** BEGIN **

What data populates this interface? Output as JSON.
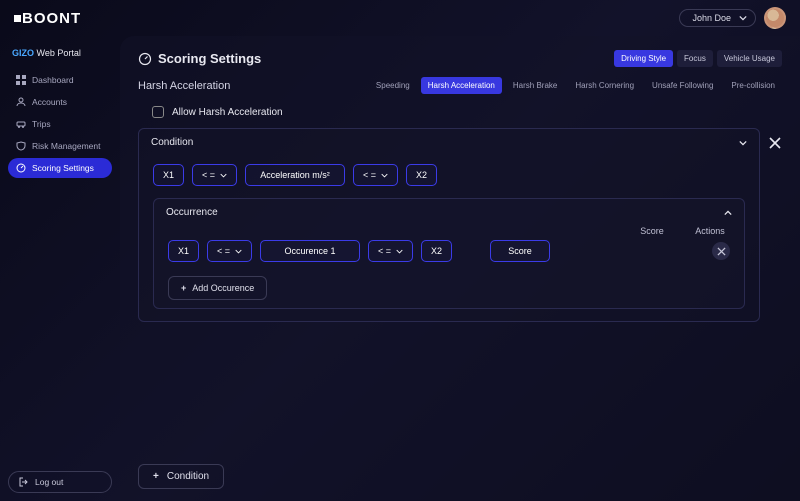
{
  "user": {
    "name": "John Doe"
  },
  "portal": {
    "brand": "GIZO",
    "label": "Web Portal"
  },
  "nav": {
    "items": [
      {
        "label": "Dashboard"
      },
      {
        "label": "Accounts"
      },
      {
        "label": "Trips"
      },
      {
        "label": "Risk Management"
      },
      {
        "label": "Scoring Settings"
      }
    ],
    "logout": "Log out"
  },
  "page": {
    "title": "Scoring Settings",
    "tabs": [
      {
        "label": "Driving Style",
        "active": true
      },
      {
        "label": "Focus"
      },
      {
        "label": "Vehicle Usage"
      }
    ],
    "section_title": "Harsh Acceleration",
    "subtabs": [
      {
        "label": "Speeding"
      },
      {
        "label": "Harsh Acceleration",
        "active": true
      },
      {
        "label": "Harsh Brake"
      },
      {
        "label": "Harsh Cornering"
      },
      {
        "label": "Unsafe Following"
      },
      {
        "label": "Pre-collision"
      }
    ],
    "allow_label": "Allow Harsh Acceleration"
  },
  "condition": {
    "title": "Condition",
    "x1": "X1",
    "op1": "< =",
    "field": "Acceleration m/s²",
    "op2": "< =",
    "x2": "X2"
  },
  "occurrence": {
    "title": "Occurrence",
    "columns": {
      "score": "Score",
      "actions": "Actions"
    },
    "row": {
      "x1": "X1",
      "op1": "< =",
      "field": "Occurence 1",
      "op2": "< =",
      "x2": "X2",
      "score": "Score"
    },
    "add_label": "Add Occurence"
  },
  "add_condition": "Condition"
}
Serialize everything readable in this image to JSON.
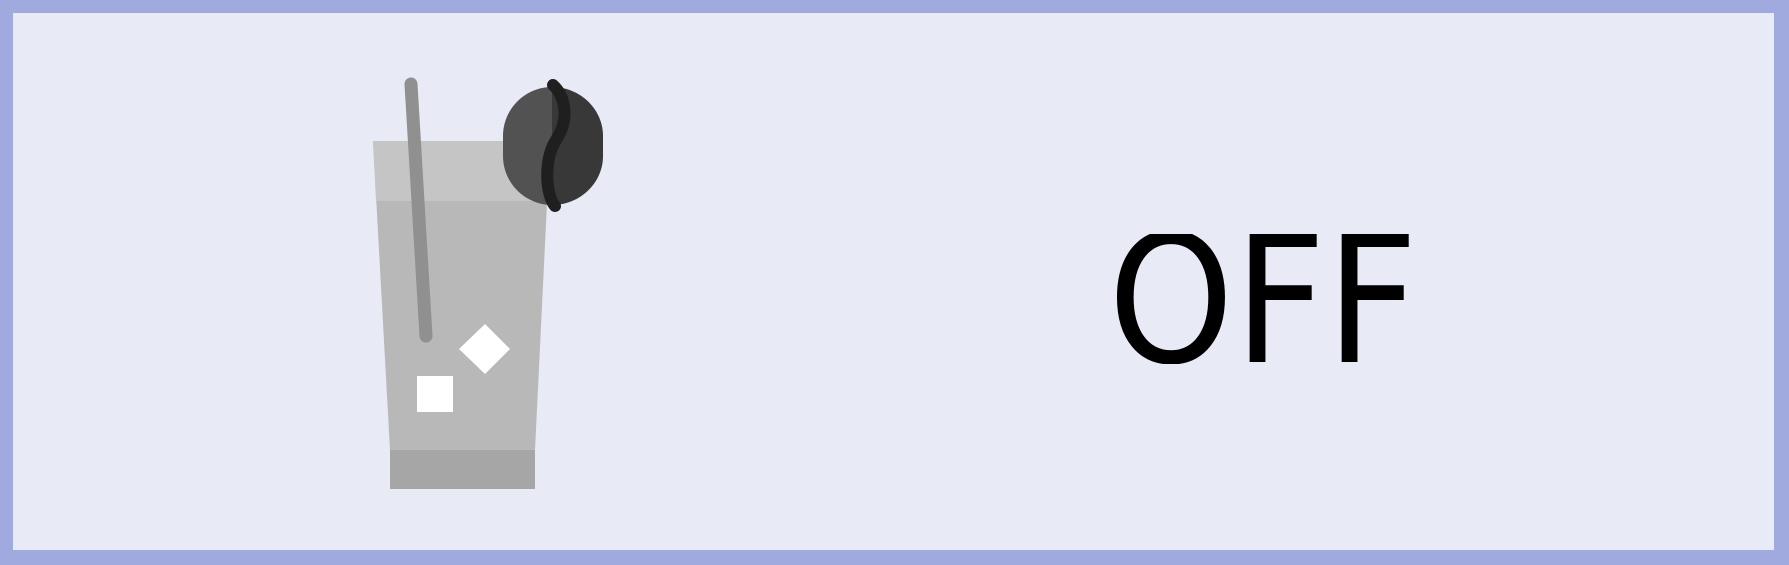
{
  "toggle": {
    "state_label": "OFF",
    "state": "off"
  },
  "icon": {
    "name": "iced-coffee-icon"
  },
  "colors": {
    "outer_border": "#a0aade",
    "background": "#e8eaf6",
    "text": "#000000",
    "glass": "#b8b8b8",
    "glass_top": "#c5c5c5",
    "glass_base": "#a6a6a6",
    "straw": "#909090",
    "ice": "#ffffff",
    "bean_left": "#525252",
    "bean_right": "#383838",
    "bean_crease": "#1f1f1f"
  }
}
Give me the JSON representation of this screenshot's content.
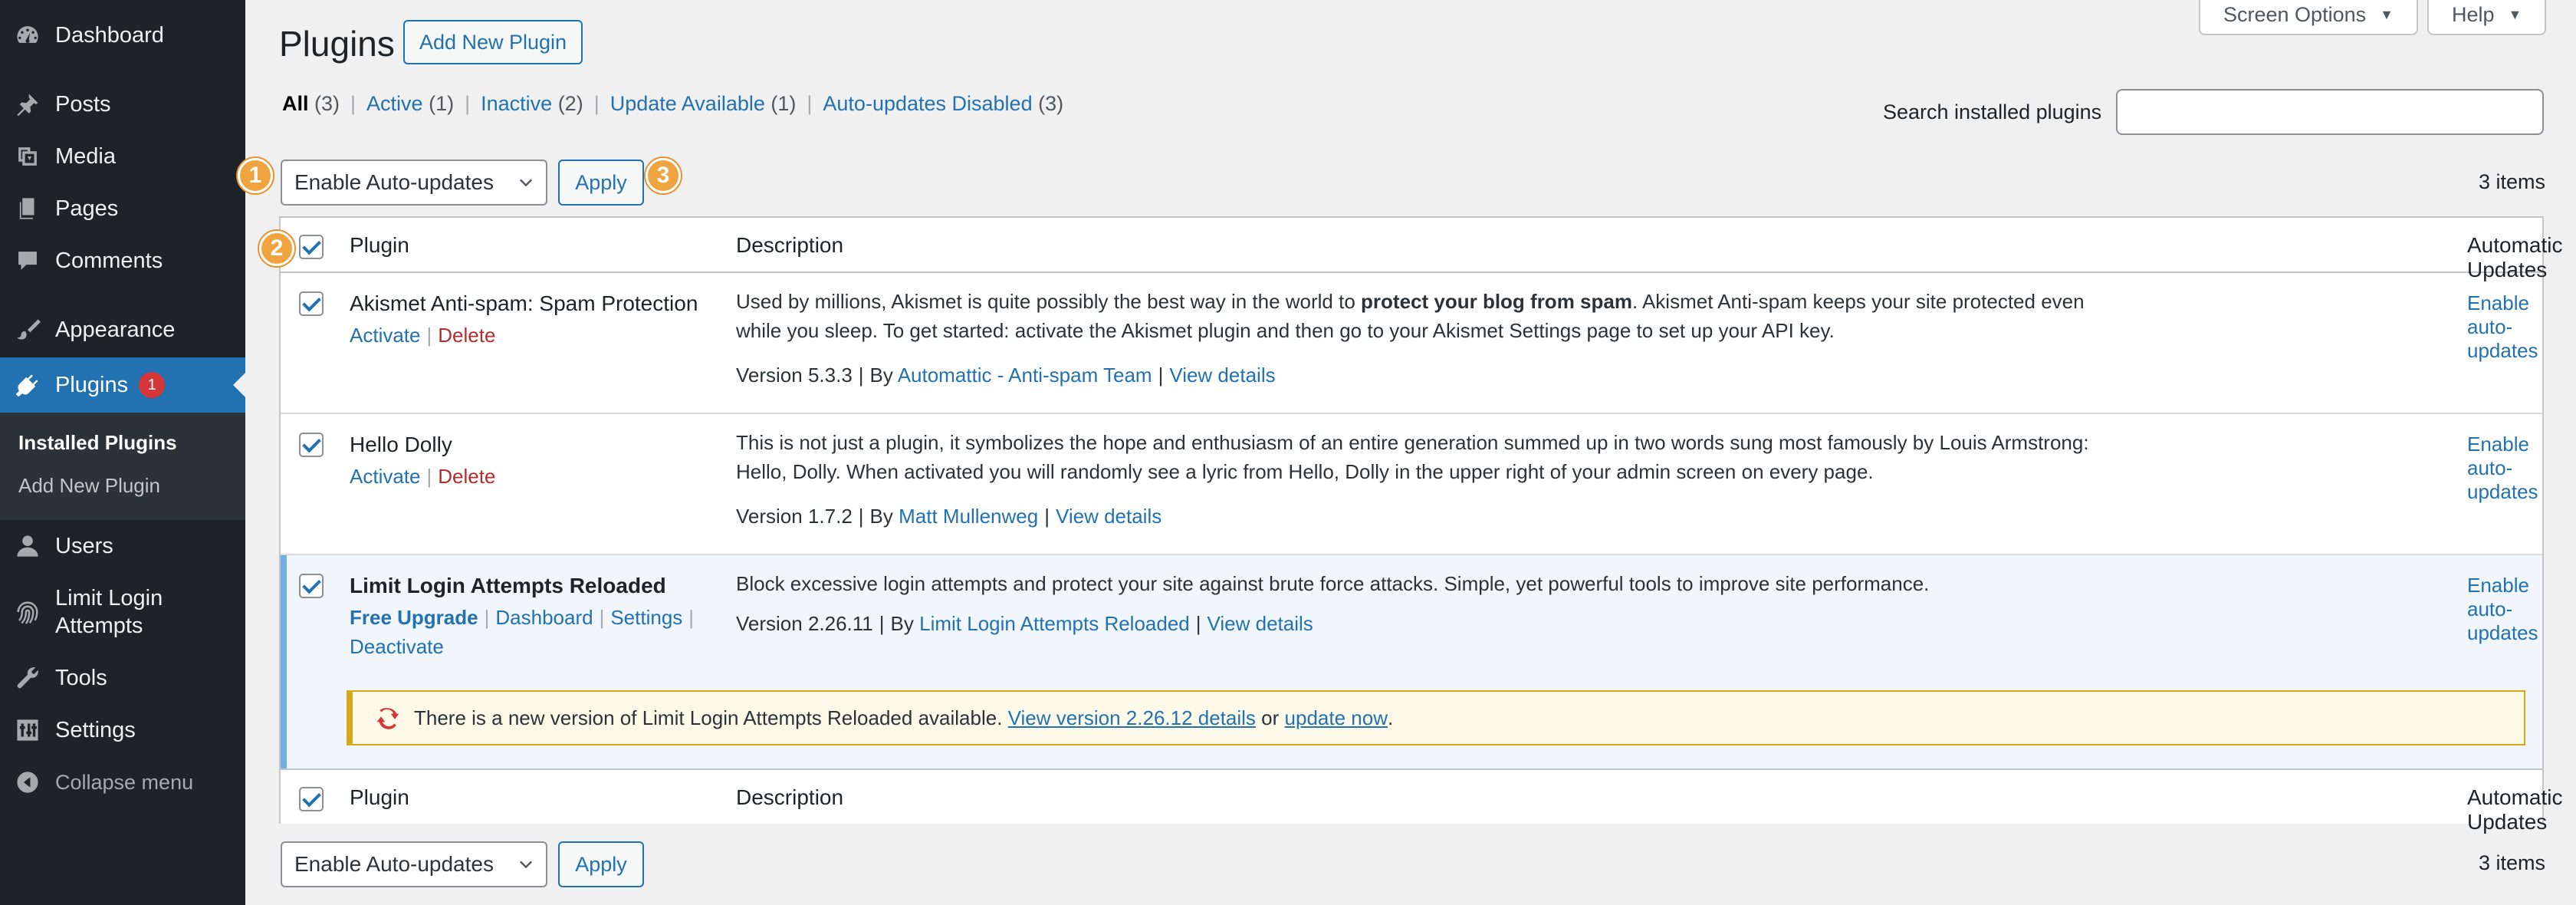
{
  "sidebar": {
    "items": [
      {
        "key": "dashboard",
        "label": "Dashboard",
        "icon": "dashboard-icon"
      },
      {
        "key": "posts",
        "label": "Posts",
        "icon": "pin-icon"
      },
      {
        "key": "media",
        "label": "Media",
        "icon": "media-icon"
      },
      {
        "key": "pages",
        "label": "Pages",
        "icon": "pages-icon"
      },
      {
        "key": "comments",
        "label": "Comments",
        "icon": "comment-icon"
      },
      {
        "key": "appearance",
        "label": "Appearance",
        "icon": "brush-icon"
      },
      {
        "key": "plugins",
        "label": "Plugins",
        "icon": "plugin-icon",
        "badge": "1"
      },
      {
        "key": "users",
        "label": "Users",
        "icon": "user-icon"
      },
      {
        "key": "limit-login",
        "label_line1": "Limit Login",
        "label_line2": "Attempts",
        "icon": "fingerprint-icon"
      },
      {
        "key": "tools",
        "label": "Tools",
        "icon": "wrench-icon"
      },
      {
        "key": "settings",
        "label": "Settings",
        "icon": "sliders-icon"
      },
      {
        "key": "collapse",
        "label": "Collapse menu",
        "icon": "collapse-icon"
      }
    ],
    "submenu": {
      "installed": "Installed Plugins",
      "add_new": "Add New Plugin"
    }
  },
  "header": {
    "title": "Plugins",
    "add_new": "Add New Plugin",
    "screen_options": "Screen Options",
    "help": "Help"
  },
  "filters": [
    {
      "label": "All",
      "count": "(3)"
    },
    {
      "label": "Active",
      "count": "(1)"
    },
    {
      "label": "Inactive",
      "count": "(2)"
    },
    {
      "label": "Update Available",
      "count": "(1)"
    },
    {
      "label": "Auto-updates Disabled",
      "count": "(3)"
    }
  ],
  "search": {
    "label": "Search installed plugins",
    "value": ""
  },
  "bulk": {
    "selected": "Enable Auto-updates",
    "apply": "Apply",
    "count": "3 items"
  },
  "steps": [
    "1",
    "2",
    "3"
  ],
  "table": {
    "columns": {
      "plugin": "Plugin",
      "description": "Description",
      "auto": "Automatic Updates"
    },
    "rows": [
      {
        "name": "Akismet Anti-spam: Spam Protection",
        "actions": [
          "Activate",
          "Delete"
        ],
        "desc_part1": "Used by millions, Akismet is quite possibly the best way in the world to ",
        "desc_bold": "protect your blog from spam",
        "desc_part2": ". Akismet Anti-spam keeps your site protected even while you sleep. To get started: activate the Akismet plugin and then go to your Akismet Settings page to set up your API key.",
        "version": "Version 5.3.3",
        "by": "By",
        "author": "Automattic - Anti-spam Team",
        "view_details": "View details",
        "auto_link": "Enable auto-updates"
      },
      {
        "name": "Hello Dolly",
        "actions": [
          "Activate",
          "Delete"
        ],
        "desc": "This is not just a plugin, it symbolizes the hope and enthusiasm of an entire generation summed up in two words sung most famously by Louis Armstrong: Hello, Dolly. When activated you will randomly see a lyric from Hello, Dolly in the upper right of your admin screen on every page.",
        "version": "Version 1.7.2",
        "by": "By",
        "author": "Matt Mullenweg",
        "view_details": "View details",
        "auto_link": "Enable auto-updates"
      },
      {
        "name": "Limit Login Attempts Reloaded",
        "actions": [
          "Free Upgrade",
          "Dashboard",
          "Settings",
          "Deactivate"
        ],
        "desc": "Block excessive login attempts and protect your site against brute force attacks. Simple, yet powerful tools to improve site performance.",
        "version": "Version 2.26.11",
        "by": "By",
        "author": "Limit Login Attempts Reloaded",
        "view_details": "View details",
        "auto_link": "Enable auto-updates",
        "notice": {
          "text1": "There is a new version of Limit Login Attempts Reloaded available.",
          "link1": "View version 2.26.12 details",
          "text2": "or",
          "link2": "update now",
          "text3": "."
        }
      }
    ]
  },
  "colors": {
    "sidebar_bg": "#1d2327",
    "accent": "#2271b1",
    "delete": "#b32d2e",
    "badge": "#d63638",
    "step_badge": "#f0a43f",
    "notice_bg": "#fcf9e8",
    "notice_border": "#dba617"
  }
}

** END **

WHAT IS NEEDED
Take the listing above and print it exactly, apart from the pictures.

RESULT FOR THIS EXERCISE
What data populates this interface? Output as JSON.
{
  "user": {
    "name": "John Doe"
  },
  "portal": {
    "brand": "GIZO",
    "label": "Web Portal"
  },
  "nav": {
    "items": [
      {
        "label": "Dashboard"
      },
      {
        "label": "Accounts"
      },
      {
        "label": "Trips"
      },
      {
        "label": "Risk Management"
      },
      {
        "label": "Scoring Settings"
      }
    ],
    "logout": "Log out"
  },
  "page": {
    "title": "Scoring Settings",
    "tabs": [
      {
        "label": "Driving Style",
        "active": true
      },
      {
        "label": "Focus"
      },
      {
        "label": "Vehicle Usage"
      }
    ],
    "section_title": "Harsh Acceleration",
    "subtabs": [
      {
        "label": "Speeding"
      },
      {
        "label": "Harsh Acceleration",
        "active": true
      },
      {
        "label": "Harsh Brake"
      },
      {
        "label": "Harsh Cornering"
      },
      {
        "label": "Unsafe Following"
      },
      {
        "label": "Pre-collision"
      }
    ],
    "allow_label": "Allow Harsh Acceleration"
  },
  "condition": {
    "title": "Condition",
    "x1": "X1",
    "op1": "< =",
    "field": "Acceleration m/s²",
    "op2": "< =",
    "x2": "X2"
  },
  "occurrence": {
    "title": "Occurrence",
    "columns": {
      "score": "Score",
      "actions": "Actions"
    },
    "row": {
      "x1": "X1",
      "op1": "< =",
      "field": "Occurence 1",
      "op2": "< =",
      "x2": "X2",
      "score": "Score"
    },
    "add_label": "Add Occurence"
  },
  "add_condition": "Condition"
}
Serialize everything readable in this image to JSON.
{
  "toggle": {
    "state_label": "OFF",
    "state": "off"
  },
  "icon": {
    "name": "iced-coffee-icon"
  },
  "colors": {
    "outer_border": "#a0aade",
    "background": "#e8eaf6",
    "text": "#000000",
    "glass": "#b8b8b8",
    "glass_top": "#c5c5c5",
    "glass_base": "#a6a6a6",
    "straw": "#909090",
    "ice": "#ffffff",
    "bean_left": "#525252",
    "bean_right": "#383838",
    "bean_crease": "#1f1f1f"
  }
}
Give me the JSON representation of this screenshot's content.
{
  "sidebar": {
    "items": [
      {
        "key": "dashboard",
        "label": "Dashboard",
        "icon": "dashboard-icon"
      },
      {
        "key": "posts",
        "label": "Posts",
        "icon": "pin-icon"
      },
      {
        "key": "media",
        "label": "Media",
        "icon": "media-icon"
      },
      {
        "key": "pages",
        "label": "Pages",
        "icon": "pages-icon"
      },
      {
        "key": "comments",
        "label": "Comments",
        "icon": "comment-icon"
      },
      {
        "key": "appearance",
        "label": "Appearance",
        "icon": "brush-icon"
      },
      {
        "key": "plugins",
        "label": "Plugins",
        "icon": "plugin-icon",
        "badge": "1"
      },
      {
        "key": "users",
        "label": "Users",
        "icon": "user-icon"
      },
      {
        "key": "limit-login",
        "label_line1": "Limit Login",
        "label_line2": "Attempts",
        "icon": "fingerprint-icon"
      },
      {
        "key": "tools",
        "label": "Tools",
        "icon": "wrench-icon"
      },
      {
        "key": "settings",
        "label": "Settings",
        "icon": "sliders-icon"
      },
      {
        "key": "collapse",
        "label": "Collapse menu",
        "icon": "collapse-icon"
      }
    ],
    "submenu": {
      "installed": "Installed Plugins",
      "add_new": "Add New Plugin"
    }
  },
  "header": {
    "title": "Plugins",
    "add_new": "Add New Plugin",
    "screen_options": "Screen Options",
    "help": "Help"
  },
  "filters": [
    {
      "label": "All",
      "count": "(3)"
    },
    {
      "label": "Active",
      "count": "(1)"
    },
    {
      "label": "Inactive",
      "count": "(2)"
    },
    {
      "label": "Update Available",
      "count": "(1)"
    },
    {
      "label": "Auto-updates Disabled",
      "count": "(3)"
    }
  ],
  "search": {
    "label": "Search installed plugins",
    "value": ""
  },
  "bulk": {
    "selected": "Enable Auto-updates",
    "apply": "Apply",
    "count": "3 items"
  },
  "steps": [
    "1",
    "2",
    "3"
  ],
  "table": {
    "columns": {
      "plugin": "Plugin",
      "description": "Description",
      "auto": "Automatic Updates"
    },
    "rows": [
      {
        "name": "Akismet Anti-spam: Spam Protection",
        "actions": [
          "Activate",
          "Delete"
        ],
        "desc_part1": "Used by millions, Akismet is quite possibly the best way in the world to ",
        "desc_bold": "protect your blog from spam",
        "desc_part2": ". Akismet Anti-spam keeps your site protected even while you sleep. To get started: activate the Akismet plugin and then go to your Akismet Settings page to set up your API key.",
        "version": "Version 5.3.3",
        "by": "By",
        "author": "Automattic - Anti-spam Team",
        "view_details": "View details",
        "auto_link": "Enable auto-updates"
      },
      {
        "name": "Hello Dolly",
        "actions": [
          "Activate",
          "Delete"
        ],
        "desc": "This is not just a plugin, it symbolizes the hope and enthusiasm of an entire generation summed up in two words sung most famously by Louis Armstrong: Hello, Dolly. When activated you will randomly see a lyric from Hello, Dolly in the upper right of your admin screen on every page.",
        "version": "Version 1.7.2",
        "by": "By",
        "author": "Matt Mullenweg",
        "view_details": "View details",
        "auto_link": "Enable auto-updates"
      },
      {
        "name": "Limit Login Attempts Reloaded",
        "actions": [
          "Free Upgrade",
          "Dashboard",
          "Settings",
          "Deactivate"
        ],
        "desc": "Block excessive login attempts and protect your site against brute force attacks. Simple, yet powerful tools to improve site performance.",
        "version": "Version 2.26.11",
        "by": "By",
        "author": "Limit Login Attempts Reloaded",
        "view_details": "View details",
        "auto_link": "Enable auto-updates",
        "notice": {
          "text1": "There is a new version of Limit Login Attempts Reloaded available.",
          "link1": "View version 2.26.12 details",
          "text2": "or",
          "link2": "update now",
          "text3": "."
        }
      }
    ]
  },
  "colors": {
    "sidebar_bg": "#1d2327",
    "accent": "#2271b1",
    "delete": "#b32d2e",
    "badge": "#d63638",
    "step_badge": "#f0a43f",
    "notice_bg": "#fcf9e8",
    "notice_border": "#dba617"
  }
}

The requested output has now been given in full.